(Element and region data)

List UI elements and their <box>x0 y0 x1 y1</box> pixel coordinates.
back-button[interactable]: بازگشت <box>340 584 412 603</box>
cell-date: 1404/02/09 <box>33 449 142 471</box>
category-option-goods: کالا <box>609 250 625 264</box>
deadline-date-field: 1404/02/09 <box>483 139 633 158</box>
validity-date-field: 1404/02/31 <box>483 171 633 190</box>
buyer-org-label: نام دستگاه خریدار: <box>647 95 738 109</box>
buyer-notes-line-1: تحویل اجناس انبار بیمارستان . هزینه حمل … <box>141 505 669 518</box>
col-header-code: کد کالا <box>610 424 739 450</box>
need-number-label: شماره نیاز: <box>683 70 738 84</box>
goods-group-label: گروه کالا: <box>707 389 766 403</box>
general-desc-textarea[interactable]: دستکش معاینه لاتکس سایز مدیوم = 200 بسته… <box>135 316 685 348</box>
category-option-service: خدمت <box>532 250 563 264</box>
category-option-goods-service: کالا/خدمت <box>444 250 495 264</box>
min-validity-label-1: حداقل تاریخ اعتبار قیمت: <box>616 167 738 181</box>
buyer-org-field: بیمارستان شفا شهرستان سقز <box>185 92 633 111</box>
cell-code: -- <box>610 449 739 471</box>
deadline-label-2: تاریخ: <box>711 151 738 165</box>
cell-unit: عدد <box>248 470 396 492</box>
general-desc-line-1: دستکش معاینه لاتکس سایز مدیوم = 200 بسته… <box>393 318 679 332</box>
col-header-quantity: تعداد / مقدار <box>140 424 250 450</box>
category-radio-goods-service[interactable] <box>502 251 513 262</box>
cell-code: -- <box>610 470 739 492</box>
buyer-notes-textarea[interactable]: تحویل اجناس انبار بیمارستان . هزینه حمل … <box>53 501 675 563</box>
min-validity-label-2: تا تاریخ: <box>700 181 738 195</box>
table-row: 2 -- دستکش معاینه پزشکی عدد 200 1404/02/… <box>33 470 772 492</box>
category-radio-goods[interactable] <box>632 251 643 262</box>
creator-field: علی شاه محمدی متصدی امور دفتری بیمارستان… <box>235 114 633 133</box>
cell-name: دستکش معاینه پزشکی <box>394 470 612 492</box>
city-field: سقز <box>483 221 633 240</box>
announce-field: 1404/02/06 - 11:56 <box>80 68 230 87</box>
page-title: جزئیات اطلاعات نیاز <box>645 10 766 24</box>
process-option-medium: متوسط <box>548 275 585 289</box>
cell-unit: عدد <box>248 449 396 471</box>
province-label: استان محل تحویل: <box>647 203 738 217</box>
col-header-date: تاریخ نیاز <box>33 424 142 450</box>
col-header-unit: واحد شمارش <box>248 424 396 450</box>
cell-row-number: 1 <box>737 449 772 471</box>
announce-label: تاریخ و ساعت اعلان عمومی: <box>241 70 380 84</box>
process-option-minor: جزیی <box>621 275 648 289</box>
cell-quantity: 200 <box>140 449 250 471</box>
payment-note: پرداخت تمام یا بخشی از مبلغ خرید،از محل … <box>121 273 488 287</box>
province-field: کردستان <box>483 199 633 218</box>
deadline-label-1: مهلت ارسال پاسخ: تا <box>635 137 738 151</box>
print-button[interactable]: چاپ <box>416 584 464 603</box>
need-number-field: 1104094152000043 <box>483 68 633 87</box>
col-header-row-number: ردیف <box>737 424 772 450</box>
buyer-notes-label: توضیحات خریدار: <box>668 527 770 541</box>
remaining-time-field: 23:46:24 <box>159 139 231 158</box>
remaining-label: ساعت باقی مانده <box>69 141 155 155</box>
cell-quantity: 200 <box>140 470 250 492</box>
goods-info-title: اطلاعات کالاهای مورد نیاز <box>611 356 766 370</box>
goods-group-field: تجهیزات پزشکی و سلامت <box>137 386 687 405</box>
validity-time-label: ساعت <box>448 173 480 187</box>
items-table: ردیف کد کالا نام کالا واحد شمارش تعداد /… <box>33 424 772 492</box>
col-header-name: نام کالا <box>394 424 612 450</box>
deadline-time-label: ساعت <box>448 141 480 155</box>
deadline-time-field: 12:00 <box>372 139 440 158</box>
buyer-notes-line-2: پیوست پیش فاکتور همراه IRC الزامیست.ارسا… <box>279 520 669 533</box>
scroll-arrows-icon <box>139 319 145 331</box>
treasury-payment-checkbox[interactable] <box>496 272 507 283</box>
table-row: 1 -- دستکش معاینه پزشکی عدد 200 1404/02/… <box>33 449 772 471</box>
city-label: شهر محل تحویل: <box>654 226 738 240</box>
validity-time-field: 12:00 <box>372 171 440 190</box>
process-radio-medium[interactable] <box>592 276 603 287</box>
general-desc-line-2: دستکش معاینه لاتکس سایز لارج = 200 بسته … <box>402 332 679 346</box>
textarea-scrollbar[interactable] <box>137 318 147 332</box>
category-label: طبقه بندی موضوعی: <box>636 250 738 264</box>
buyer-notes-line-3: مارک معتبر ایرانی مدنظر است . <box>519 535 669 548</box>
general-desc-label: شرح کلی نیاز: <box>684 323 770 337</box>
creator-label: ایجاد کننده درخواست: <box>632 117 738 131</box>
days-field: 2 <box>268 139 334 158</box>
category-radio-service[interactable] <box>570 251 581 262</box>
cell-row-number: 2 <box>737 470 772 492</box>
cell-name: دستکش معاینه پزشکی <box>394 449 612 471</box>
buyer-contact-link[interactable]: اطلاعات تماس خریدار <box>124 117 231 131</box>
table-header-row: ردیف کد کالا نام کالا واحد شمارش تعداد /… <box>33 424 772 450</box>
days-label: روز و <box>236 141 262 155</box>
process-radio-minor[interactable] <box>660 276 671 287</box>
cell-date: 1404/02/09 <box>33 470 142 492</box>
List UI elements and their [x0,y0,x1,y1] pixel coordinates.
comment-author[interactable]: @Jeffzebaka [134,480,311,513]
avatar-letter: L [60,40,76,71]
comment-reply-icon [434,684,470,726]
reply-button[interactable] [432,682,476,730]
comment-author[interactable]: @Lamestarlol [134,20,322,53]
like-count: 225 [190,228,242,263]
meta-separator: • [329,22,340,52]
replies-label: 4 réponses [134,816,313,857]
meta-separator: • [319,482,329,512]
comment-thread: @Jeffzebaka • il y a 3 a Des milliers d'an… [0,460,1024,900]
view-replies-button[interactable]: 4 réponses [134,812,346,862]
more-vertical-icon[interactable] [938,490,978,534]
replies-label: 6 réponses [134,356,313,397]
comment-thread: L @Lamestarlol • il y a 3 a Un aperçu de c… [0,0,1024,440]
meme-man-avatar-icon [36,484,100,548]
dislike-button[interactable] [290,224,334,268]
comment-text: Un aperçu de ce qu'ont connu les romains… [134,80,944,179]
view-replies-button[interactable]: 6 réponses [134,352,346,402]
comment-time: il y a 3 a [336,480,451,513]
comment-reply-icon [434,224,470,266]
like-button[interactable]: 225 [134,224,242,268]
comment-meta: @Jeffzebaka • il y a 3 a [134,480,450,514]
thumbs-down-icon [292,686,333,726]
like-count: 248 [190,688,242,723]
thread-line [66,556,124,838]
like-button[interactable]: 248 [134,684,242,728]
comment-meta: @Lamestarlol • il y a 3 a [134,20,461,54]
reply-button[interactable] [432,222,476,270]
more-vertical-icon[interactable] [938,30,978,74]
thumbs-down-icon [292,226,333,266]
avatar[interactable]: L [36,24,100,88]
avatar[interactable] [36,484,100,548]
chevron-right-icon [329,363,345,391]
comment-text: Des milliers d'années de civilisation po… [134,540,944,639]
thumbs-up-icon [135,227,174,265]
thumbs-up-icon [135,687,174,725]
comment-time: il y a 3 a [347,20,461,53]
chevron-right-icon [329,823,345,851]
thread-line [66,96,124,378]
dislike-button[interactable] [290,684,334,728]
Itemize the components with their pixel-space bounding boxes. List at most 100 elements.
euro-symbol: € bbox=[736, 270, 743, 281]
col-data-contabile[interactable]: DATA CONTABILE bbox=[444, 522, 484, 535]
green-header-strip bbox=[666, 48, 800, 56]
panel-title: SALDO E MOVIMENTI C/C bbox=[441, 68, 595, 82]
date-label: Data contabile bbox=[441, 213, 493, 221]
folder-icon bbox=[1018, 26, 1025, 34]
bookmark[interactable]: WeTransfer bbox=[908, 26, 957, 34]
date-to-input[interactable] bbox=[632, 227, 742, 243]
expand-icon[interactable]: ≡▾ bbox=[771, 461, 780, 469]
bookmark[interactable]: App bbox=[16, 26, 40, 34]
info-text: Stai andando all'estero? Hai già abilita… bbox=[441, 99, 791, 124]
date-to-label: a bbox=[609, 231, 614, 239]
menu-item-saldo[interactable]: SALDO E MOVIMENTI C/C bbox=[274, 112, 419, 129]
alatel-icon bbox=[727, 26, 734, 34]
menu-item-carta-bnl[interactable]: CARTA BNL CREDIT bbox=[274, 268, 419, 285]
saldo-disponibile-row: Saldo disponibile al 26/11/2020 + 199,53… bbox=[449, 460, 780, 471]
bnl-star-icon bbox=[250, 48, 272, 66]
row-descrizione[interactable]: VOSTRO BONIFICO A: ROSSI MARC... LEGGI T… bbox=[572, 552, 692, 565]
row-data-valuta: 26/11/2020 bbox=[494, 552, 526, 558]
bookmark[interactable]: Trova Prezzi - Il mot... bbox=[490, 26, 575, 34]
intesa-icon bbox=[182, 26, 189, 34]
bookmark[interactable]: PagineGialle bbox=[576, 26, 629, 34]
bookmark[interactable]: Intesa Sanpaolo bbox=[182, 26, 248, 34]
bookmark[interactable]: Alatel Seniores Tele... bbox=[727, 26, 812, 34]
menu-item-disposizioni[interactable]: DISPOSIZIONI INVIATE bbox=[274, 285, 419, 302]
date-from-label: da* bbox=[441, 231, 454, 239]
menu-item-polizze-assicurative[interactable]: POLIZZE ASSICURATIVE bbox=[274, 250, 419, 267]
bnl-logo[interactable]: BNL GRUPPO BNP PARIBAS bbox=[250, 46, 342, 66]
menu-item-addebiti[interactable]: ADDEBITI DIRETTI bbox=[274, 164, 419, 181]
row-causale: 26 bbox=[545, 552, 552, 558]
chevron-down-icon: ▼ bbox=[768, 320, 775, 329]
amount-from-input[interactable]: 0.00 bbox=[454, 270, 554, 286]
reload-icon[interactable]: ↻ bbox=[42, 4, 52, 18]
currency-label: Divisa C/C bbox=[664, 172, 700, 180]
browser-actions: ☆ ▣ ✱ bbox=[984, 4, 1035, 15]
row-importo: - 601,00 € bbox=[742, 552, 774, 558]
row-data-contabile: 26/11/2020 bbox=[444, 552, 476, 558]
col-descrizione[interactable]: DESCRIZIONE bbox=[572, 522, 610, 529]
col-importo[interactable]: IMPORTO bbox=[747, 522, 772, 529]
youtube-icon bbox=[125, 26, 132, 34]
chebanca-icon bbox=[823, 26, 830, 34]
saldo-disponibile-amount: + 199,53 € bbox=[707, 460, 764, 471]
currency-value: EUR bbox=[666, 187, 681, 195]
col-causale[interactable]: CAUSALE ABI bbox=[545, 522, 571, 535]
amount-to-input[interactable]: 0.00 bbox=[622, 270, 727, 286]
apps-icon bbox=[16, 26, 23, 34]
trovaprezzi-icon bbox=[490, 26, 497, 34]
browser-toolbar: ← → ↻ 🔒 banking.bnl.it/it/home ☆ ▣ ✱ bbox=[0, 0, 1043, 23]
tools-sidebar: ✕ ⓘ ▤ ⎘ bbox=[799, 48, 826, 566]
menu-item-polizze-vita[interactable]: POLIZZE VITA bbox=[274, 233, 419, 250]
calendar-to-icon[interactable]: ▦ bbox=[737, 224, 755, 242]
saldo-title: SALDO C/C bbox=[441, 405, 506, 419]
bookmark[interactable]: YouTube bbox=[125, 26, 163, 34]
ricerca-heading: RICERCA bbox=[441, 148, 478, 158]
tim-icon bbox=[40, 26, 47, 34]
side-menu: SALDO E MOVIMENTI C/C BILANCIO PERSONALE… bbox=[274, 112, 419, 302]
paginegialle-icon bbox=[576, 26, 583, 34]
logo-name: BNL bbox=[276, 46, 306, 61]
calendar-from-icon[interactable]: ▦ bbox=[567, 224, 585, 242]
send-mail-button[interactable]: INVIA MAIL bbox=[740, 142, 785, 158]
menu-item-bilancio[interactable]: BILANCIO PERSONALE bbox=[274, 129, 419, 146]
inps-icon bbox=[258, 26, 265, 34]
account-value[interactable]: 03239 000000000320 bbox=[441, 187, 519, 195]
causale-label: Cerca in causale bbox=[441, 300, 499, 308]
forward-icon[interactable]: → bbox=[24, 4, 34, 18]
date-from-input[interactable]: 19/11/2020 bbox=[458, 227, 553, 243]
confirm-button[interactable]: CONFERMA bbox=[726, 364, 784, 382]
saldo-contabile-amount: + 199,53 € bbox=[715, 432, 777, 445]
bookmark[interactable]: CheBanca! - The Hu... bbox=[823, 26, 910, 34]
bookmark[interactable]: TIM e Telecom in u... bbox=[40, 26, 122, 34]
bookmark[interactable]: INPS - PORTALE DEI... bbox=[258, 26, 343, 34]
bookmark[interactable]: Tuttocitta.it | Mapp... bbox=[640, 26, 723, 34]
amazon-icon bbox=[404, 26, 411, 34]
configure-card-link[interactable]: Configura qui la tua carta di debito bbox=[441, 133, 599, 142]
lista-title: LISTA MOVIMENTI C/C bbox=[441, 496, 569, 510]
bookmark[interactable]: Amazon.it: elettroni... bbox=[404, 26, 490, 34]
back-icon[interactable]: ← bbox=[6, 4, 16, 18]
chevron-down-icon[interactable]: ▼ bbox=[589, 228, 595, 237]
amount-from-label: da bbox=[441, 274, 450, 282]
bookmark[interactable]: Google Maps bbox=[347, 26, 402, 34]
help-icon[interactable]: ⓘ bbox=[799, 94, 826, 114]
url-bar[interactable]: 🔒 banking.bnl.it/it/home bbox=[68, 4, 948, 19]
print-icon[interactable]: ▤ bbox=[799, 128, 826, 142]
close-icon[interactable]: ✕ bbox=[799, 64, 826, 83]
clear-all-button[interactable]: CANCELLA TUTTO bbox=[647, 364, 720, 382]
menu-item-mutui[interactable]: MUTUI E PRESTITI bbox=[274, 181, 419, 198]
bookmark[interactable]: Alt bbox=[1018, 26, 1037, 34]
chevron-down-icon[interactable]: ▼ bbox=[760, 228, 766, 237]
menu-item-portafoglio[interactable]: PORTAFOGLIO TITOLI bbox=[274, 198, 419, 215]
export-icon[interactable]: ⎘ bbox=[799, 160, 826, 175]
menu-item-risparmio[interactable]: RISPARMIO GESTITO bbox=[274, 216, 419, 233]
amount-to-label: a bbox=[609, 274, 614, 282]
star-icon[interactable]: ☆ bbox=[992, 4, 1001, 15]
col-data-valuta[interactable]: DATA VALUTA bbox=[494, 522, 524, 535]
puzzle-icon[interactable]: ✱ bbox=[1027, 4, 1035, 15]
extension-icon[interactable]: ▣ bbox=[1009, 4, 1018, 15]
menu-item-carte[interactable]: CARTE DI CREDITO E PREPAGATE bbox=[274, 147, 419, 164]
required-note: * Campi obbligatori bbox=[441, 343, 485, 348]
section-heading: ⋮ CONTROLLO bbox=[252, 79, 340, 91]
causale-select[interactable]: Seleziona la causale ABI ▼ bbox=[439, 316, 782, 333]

**TASK BRIEF**
Could you reproduce word for word the stretch of items above, from the very start through the line containing "table-row: 2 -- دستکش", with both ends included?

**SOLUTION TO THIS PROBLEM**
List UI elements and their <box>x0 y0 x1 y1</box> pixel coordinates.
back-button[interactable]: بازگشت <box>340 584 412 603</box>
cell-date: 1404/02/09 <box>33 449 142 471</box>
category-option-goods: کالا <box>609 250 625 264</box>
deadline-date-field: 1404/02/09 <box>483 139 633 158</box>
validity-date-field: 1404/02/31 <box>483 171 633 190</box>
buyer-org-label: نام دستگاه خریدار: <box>647 95 738 109</box>
buyer-notes-line-1: تحویل اجناس انبار بیمارستان . هزینه حمل … <box>141 505 669 518</box>
col-header-code: کد کالا <box>610 424 739 450</box>
need-number-label: شماره نیاز: <box>683 70 738 84</box>
goods-group-label: گروه کالا: <box>707 389 766 403</box>
general-desc-textarea[interactable]: دستکش معاینه لاتکس سایز مدیوم = 200 بسته… <box>135 316 685 348</box>
category-option-service: خدمت <box>532 250 563 264</box>
category-option-goods-service: کالا/خدمت <box>444 250 495 264</box>
min-validity-label-1: حداقل تاریخ اعتبار قیمت: <box>616 167 738 181</box>
buyer-org-field: بیمارستان شفا شهرستان سقز <box>185 92 633 111</box>
cell-code: -- <box>610 449 739 471</box>
deadline-label-2: تاریخ: <box>711 151 738 165</box>
cell-unit: عدد <box>248 470 396 492</box>
general-desc-line-1: دستکش معاینه لاتکس سایز مدیوم = 200 بسته… <box>393 318 679 332</box>
col-header-quantity: تعداد / مقدار <box>140 424 250 450</box>
category-radio-goods-service[interactable] <box>502 251 513 262</box>
cell-code: -- <box>610 470 739 492</box>
buyer-notes-textarea[interactable]: تحویل اجناس انبار بیمارستان . هزینه حمل … <box>53 501 675 563</box>
min-validity-label-2: تا تاریخ: <box>700 181 738 195</box>
table-row: 2 -- دستکش معاینه پزشکی عدد 200 1404/02/… <box>33 470 772 492</box>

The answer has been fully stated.